Part of a data file:
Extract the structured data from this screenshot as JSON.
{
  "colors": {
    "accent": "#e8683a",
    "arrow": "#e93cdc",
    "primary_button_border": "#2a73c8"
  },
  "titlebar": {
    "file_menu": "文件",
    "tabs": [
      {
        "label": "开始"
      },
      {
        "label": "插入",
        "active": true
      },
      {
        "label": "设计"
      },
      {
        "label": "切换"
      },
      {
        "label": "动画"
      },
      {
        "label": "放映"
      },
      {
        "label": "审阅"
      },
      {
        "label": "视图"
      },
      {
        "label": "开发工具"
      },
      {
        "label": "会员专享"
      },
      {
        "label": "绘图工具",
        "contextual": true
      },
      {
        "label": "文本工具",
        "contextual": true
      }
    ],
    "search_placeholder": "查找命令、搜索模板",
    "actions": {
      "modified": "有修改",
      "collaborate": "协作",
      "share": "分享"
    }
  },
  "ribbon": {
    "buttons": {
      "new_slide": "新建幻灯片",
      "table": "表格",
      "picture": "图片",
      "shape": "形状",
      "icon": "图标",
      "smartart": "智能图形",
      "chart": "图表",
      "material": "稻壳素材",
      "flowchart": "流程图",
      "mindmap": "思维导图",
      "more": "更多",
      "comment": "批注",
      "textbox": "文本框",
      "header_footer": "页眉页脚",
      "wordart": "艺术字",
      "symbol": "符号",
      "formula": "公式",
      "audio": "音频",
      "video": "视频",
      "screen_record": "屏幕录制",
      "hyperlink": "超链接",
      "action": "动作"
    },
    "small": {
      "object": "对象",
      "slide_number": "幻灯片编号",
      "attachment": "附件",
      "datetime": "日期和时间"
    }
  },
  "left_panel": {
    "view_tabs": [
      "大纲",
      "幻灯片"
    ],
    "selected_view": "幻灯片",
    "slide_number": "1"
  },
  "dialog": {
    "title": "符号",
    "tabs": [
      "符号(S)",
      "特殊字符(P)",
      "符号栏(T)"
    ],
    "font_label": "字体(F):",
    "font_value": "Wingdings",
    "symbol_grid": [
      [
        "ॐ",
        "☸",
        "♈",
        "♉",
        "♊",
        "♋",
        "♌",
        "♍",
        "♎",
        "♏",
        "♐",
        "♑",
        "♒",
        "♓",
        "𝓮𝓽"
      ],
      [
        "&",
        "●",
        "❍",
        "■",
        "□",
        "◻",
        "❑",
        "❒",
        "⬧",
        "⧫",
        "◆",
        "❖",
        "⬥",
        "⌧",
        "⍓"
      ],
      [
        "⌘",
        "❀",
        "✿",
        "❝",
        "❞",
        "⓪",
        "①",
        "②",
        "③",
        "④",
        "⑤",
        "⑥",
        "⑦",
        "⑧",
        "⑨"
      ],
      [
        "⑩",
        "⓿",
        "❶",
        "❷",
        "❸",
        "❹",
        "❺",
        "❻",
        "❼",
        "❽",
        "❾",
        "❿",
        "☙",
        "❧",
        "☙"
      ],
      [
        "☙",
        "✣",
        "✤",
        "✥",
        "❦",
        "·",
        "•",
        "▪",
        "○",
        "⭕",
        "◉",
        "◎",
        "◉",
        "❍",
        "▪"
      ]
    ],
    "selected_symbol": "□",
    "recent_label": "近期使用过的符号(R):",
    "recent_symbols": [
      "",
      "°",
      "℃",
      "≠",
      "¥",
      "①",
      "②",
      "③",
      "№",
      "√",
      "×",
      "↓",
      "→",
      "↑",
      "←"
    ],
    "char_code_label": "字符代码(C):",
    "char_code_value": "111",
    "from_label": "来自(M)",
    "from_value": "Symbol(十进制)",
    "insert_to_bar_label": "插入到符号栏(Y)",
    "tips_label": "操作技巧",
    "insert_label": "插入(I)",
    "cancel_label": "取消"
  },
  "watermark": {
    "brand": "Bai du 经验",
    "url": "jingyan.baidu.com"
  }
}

▶ [Task statement] Quote all the records exactly, please, leaving none out.

▶ [Full solution]
Extract the structured data from this screenshot as JSON.
{
  "colors": {
    "accent": "#e8683a",
    "arrow": "#e93cdc",
    "primary_button_border": "#2a73c8"
  },
  "titlebar": {
    "file_menu": "文件",
    "tabs": [
      {
        "label": "开始"
      },
      {
        "label": "插入",
        "active": true
      },
      {
        "label": "设计"
      },
      {
        "label": "切换"
      },
      {
        "label": "动画"
      },
      {
        "label": "放映"
      },
      {
        "label": "审阅"
      },
      {
        "label": "视图"
      },
      {
        "label": "开发工具"
      },
      {
        "label": "会员专享"
      },
      {
        "label": "绘图工具",
        "contextual": true
      },
      {
        "label": "文本工具",
        "contextual": true
      }
    ],
    "search_placeholder": "查找命令、搜索模板",
    "actions": {
      "modified": "有修改",
      "collaborate": "协作",
      "share": "分享"
    }
  },
  "ribbon": {
    "buttons": {
      "new_slide": "新建幻灯片",
      "table": "表格",
      "picture": "图片",
      "shape": "形状",
      "icon": "图标",
      "smartart": "智能图形",
      "chart": "图表",
      "material": "稻壳素材",
      "flowchart": "流程图",
      "mindmap": "思维导图",
      "more": "更多",
      "comment": "批注",
      "textbox": "文本框",
      "header_footer": "页眉页脚",
      "wordart": "艺术字",
      "symbol": "符号",
      "formula": "公式",
      "audio": "音频",
      "video": "视频",
      "screen_record": "屏幕录制",
      "hyperlink": "超链接",
      "action": "动作"
    },
    "small": {
      "object": "对象",
      "slide_number": "幻灯片编号",
      "attachment": "附件",
      "datetime": "日期和时间"
    }
  },
  "left_panel": {
    "view_tabs": [
      "大纲",
      "幻灯片"
    ],
    "selected_view": "幻灯片",
    "slide_number": "1"
  },
  "dialog": {
    "title": "符号",
    "tabs": [
      "符号(S)",
      "特殊字符(P)",
      "符号栏(T)"
    ],
    "font_label": "字体(F):",
    "font_value": "Wingdings",
    "symbol_grid": [
      [
        "ॐ",
        "☸",
        "♈",
        "♉",
        "♊",
        "♋",
        "♌",
        "♍",
        "♎",
        "♏",
        "♐",
        "♑",
        "♒",
        "♓",
        "𝓮𝓽"
      ],
      [
        "&",
        "●",
        "❍",
        "■",
        "□",
        "◻",
        "❑",
        "❒",
        "⬧",
        "⧫",
        "◆",
        "❖",
        "⬥",
        "⌧",
        "⍓"
      ],
      [
        "⌘",
        "❀",
        "✿",
        "❝",
        "❞",
        "⓪",
        "①",
        "②",
        "③",
        "④",
        "⑤",
        "⑥",
        "⑦",
        "⑧",
        "⑨"
      ],
      [
        "⑩",
        "⓿",
        "❶",
        "❷",
        "❸",
        "❹",
        "❺",
        "❻",
        "❼",
        "❽",
        "❾",
        "❿",
        "☙",
        "❧",
        "☙"
      ],
      [
        "☙",
        "✣",
        "✤",
        "✥",
        "❦",
        "·",
        "•",
        "▪",
        "○",
        "⭕",
        "◉",
        "◎",
        "◉",
        "❍",
        "▪"
      ]
    ],
    "selected_symbol": "□",
    "recent_label": "近期使用过的符号(R):",
    "recent_symbols": [
      "",
      "°",
      "℃",
      "≠",
      "¥",
      "①",
      "②",
      "③",
      "№",
      "√",
      "×",
      "↓",
      "→",
      "↑",
      "←"
    ],
    "char_code_label": "字符代码(C):",
    "char_code_value": "111",
    "from_label": "来自(M)",
    "from_value": "Symbol(十进制)",
    "insert_to_bar_label": "插入到符号栏(Y)",
    "tips_label": "操作技巧",
    "insert_label": "插入(I)",
    "cancel_label": "取消"
  },
  "watermark": {
    "brand": "Bai du 经验",
    "url": "jingyan.baidu.com"
  }
}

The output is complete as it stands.